- Text segment

There are three major categories of risk when depositing into a Royco Vault

  1. Vault smart contract risk: Royco Vaults use the BoringVault system, which currently hold over $3b inside. While unlikely, an open exploit in these contracts could result in a loss of funds event.

  2. Curation risk: The curator themselves is trusted to allocate the vault effectively and distribute rewards fairly. Funds can be lost through avenues like slippage, or poorly managing positions. If a curator pays out a reward distribution to the incorrect timestamps, the wrong users could earn rewards unfairly. Finally the curator & market whitelister addresses could collude to whitelist a malicious market and steal funds.

  3. Underlying market risk: Royco Vault curators deposit vault funds into external protocols through Royco Markets. This means that the portion of vault funds allocated to that Royco Market are exposed to the same trust assumptions and risks of the underlying protocol.

Smart contract risk mitigations:

  1. The minimal upgrades Royco Vaults have made on the BoringVault smart contracts are only additive to the original contracts to include a incentive distribution mechanism. They do not alter anything related to user deposits, or change any of the original accounting. This means that Royco Vaults do not introduce any additional smart contract risk over the existing BoringVault smart contracts when it comes to user deposits.

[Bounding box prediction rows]

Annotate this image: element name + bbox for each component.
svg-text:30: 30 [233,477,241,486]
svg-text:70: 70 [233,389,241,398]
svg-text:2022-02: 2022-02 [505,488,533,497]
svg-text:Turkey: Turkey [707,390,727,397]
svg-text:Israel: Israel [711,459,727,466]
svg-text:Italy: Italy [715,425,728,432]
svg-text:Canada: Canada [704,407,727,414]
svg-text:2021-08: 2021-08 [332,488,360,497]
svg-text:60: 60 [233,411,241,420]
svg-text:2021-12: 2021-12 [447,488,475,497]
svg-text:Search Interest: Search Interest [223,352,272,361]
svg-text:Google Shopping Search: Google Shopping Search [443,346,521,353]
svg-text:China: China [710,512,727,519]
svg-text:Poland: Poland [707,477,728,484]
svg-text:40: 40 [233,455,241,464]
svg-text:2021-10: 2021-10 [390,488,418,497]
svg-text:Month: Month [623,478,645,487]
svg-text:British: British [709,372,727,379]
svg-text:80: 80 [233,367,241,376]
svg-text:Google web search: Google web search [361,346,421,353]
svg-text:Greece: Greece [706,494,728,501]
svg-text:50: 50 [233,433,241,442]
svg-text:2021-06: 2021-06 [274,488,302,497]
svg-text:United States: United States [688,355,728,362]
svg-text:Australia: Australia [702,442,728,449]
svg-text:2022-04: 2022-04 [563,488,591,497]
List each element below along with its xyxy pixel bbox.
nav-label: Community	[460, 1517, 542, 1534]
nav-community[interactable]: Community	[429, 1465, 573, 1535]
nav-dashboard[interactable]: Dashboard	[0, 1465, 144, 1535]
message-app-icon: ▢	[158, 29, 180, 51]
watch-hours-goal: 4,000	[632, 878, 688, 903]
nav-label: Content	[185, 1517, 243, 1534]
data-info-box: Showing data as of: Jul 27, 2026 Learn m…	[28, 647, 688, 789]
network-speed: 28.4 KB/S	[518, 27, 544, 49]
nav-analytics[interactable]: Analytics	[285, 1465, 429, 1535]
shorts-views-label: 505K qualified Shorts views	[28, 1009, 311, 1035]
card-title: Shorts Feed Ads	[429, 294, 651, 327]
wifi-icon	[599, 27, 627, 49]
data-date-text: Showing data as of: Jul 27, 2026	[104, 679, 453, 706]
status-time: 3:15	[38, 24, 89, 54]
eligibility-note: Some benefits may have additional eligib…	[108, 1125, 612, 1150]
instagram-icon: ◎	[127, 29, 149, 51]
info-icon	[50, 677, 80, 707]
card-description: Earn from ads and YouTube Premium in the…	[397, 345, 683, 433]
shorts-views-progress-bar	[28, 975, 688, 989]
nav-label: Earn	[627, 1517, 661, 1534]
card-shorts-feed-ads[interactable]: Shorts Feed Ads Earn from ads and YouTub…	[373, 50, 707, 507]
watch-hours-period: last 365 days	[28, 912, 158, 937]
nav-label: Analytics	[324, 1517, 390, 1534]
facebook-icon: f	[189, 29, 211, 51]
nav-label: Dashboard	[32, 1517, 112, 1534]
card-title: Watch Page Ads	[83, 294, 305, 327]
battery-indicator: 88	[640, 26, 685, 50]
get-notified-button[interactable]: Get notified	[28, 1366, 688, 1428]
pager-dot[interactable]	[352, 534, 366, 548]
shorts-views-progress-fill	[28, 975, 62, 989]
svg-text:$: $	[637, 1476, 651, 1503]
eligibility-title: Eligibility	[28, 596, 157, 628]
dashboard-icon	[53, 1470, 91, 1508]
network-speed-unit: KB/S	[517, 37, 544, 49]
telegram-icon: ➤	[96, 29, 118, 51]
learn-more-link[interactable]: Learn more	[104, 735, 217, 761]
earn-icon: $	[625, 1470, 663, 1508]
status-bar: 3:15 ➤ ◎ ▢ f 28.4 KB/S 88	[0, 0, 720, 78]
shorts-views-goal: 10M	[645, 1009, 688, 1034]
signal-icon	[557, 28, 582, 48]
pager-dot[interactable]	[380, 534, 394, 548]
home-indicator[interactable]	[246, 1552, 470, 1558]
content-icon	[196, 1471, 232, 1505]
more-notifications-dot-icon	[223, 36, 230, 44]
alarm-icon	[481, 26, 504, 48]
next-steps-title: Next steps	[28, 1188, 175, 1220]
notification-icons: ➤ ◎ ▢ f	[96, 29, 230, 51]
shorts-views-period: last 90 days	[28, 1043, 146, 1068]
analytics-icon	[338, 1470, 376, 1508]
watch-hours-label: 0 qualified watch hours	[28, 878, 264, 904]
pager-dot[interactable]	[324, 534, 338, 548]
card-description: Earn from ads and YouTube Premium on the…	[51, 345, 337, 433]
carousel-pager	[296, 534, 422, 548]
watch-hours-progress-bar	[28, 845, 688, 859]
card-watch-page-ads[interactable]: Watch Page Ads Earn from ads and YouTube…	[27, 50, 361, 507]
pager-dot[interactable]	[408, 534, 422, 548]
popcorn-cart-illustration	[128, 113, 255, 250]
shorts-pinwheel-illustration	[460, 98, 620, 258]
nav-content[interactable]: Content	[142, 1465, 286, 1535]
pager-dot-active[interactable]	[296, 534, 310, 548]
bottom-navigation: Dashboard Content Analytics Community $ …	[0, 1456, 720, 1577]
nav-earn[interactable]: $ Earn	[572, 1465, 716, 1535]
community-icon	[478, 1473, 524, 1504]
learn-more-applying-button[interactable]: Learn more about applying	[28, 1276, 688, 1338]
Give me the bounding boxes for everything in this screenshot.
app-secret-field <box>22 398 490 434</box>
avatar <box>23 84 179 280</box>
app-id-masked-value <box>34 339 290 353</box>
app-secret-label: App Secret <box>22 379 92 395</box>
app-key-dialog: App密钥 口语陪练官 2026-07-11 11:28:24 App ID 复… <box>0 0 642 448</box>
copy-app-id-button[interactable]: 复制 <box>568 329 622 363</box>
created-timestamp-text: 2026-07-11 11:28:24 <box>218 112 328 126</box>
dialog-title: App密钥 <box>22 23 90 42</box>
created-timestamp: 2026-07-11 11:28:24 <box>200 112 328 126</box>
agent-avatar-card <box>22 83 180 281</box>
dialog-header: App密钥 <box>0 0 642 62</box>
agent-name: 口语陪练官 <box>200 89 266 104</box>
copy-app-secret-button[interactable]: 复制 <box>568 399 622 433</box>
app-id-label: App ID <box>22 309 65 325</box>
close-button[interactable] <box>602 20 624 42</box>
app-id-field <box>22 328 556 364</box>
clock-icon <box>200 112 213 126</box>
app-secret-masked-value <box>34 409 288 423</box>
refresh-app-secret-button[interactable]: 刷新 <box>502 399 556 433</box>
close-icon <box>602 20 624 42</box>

- Problem requirements
Copy out the entire Royco Vault risk text word for word. Work from the Royco Vault risk text alone; the rows play no part.

- Reply to the task
There are three major categories of risk when depositing into a Royco Vault

  1. Vault smart contract risk: Royco Vaults use the BoringVault system, which currently hold over $3b inside. While unlikely, an open exploit in these contracts could result in a loss of funds event.

  2. Curation risk: The curator themselves is trusted to allocate the vault effectively and distribute rewards fairly. Funds can be lost through avenues like slippage, or poorly managing positions. If a curator pays out a reward distribution to the incorrect timestamps, the wrong users could earn rewards unfairly. Finally the curator & market whitelister addresses could collude to whitelist a malicious market and steal funds.

  3. Underlying market risk: Royco Vault curators deposit vault funds into external protocols through Royco Markets. This means that the portion of vault funds allocated to that Royco Market are exposed to the same trust assumptions and risks of the underlying protocol.

Smart contract risk mitigations:

  1. The minimal upgrades Royco Vaults have made on the BoringVault smart contracts are only additive to the original contracts to include a incentive distribution mechanism. They do not alter anything related to user deposits, or change any of the original accounting. This means that Royco Vaults do not introduce any additional smart contract risk over the existing BoringVault smart contracts when it comes to user deposits.